- Extrait fourni:
----------------------------------------

Créateur de revues juridiques
Puis, dans un deuxième temps, de créer des revues juridiques :
- la Revue trimestrielle de droit financier (RTDF) — une concurrente bienvenue de la RDBF de LexisNexis et du Bulletin Joly Bourse de Lextenso
- puis reprise de la Revue de jurisprudence commerciale (RJCom, ex-Revue des avoués) après que son couple de gérants aient pris leur retraite [3]
- fondation de la revue Propriétés intellectuelles avec l’IRPI.
Il reste un bon moment à la tête de Transactive après son rachat par le groupe Thomson Reuters. Il fonde ensuite EBCL, un éditeur de revues juridiques là encore, reprenant le Bulletin juridique des collectivités locales (BJCL). Il attire dans son giron en 2017 une revue initialement libre, le Bulletin juridique de droit des assurances (BJDA, ex-Actuassurance) mais ne réussit pas à la garder [4]. EBCL est aujourd’hui dirigée par son fils Clément Desolneux mais semble elle aussi à la retraite.

----------------------------------------

- Consigne A:
Relevez tous les sigles qui figurent dans l'extrait sur les revues juridiques, dans leur ordre d'apparition.
- Consigne B:
Recopiez mot pour mot tout ce qui va de « Il reste un » jusqu'à « à la retraite. » dans l'extrait sur les revues juridiques.
Servez-vous seulement de l'extrait pour répondre.

Entrées de la collection
----------------------------------------

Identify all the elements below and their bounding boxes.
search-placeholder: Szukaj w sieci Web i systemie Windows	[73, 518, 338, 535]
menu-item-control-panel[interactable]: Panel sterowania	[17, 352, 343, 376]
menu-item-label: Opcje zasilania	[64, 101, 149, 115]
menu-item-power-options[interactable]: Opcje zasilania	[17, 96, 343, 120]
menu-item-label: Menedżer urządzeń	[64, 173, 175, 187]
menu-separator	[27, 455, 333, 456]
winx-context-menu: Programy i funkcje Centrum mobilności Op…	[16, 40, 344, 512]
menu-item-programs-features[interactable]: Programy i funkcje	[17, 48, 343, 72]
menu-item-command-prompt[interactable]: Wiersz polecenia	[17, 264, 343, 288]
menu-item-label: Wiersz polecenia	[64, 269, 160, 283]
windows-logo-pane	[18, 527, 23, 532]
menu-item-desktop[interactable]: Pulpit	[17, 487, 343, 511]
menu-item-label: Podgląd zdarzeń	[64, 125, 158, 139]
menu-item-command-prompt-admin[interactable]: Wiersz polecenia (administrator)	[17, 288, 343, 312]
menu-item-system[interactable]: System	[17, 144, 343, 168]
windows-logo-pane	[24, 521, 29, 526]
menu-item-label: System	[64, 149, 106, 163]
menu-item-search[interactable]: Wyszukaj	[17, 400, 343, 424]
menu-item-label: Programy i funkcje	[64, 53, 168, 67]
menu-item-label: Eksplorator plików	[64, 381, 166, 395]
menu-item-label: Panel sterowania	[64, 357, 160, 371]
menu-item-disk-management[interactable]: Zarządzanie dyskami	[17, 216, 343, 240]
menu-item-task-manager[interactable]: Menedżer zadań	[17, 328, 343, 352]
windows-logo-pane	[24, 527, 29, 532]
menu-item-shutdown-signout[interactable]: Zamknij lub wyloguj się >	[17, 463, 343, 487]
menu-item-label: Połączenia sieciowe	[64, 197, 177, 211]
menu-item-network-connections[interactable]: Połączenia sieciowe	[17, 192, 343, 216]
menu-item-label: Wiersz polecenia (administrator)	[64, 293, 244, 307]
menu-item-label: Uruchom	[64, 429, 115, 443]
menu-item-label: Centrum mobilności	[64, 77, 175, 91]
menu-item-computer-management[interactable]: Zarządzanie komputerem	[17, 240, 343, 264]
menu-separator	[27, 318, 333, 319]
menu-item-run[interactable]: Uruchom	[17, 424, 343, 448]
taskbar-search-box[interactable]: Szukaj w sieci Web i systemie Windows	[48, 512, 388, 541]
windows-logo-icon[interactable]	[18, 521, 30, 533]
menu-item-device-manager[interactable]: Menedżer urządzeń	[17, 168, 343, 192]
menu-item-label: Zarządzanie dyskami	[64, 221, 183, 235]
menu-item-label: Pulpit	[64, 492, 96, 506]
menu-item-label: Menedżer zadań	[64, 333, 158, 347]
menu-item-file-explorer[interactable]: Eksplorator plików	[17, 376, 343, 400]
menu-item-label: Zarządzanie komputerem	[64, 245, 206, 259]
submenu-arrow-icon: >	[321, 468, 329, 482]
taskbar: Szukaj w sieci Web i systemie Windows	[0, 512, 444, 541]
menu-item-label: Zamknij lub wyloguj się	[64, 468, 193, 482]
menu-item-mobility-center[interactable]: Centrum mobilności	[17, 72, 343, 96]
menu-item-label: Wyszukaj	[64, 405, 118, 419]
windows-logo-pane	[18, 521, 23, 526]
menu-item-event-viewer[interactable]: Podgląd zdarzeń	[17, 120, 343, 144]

----------------------------------------

- Zone de réponse A:
RTDF, RDBF, RJCom, IRPI, EBCL, BJCL, BJDA

- Zone de réponse B:
Il reste un bon moment à la tête de Transactive après son rachat par le groupe Thomson Reuters. Il fonde ensuite EBCL, un éditeur de revues juridiques là encore, reprenant le Bulletin juridique des collectivités locales (BJCL). Il attire dans son giron en 2017 une revue initialement libre, le Bulletin juridique de droit des assurances (BJDA, ex-Actuassurance) mais ne réussit pas à la garder [4]. EBCL est aujourd’hui dirigée par son fils Clément Desolneux mais semble elle aussi à la retraite.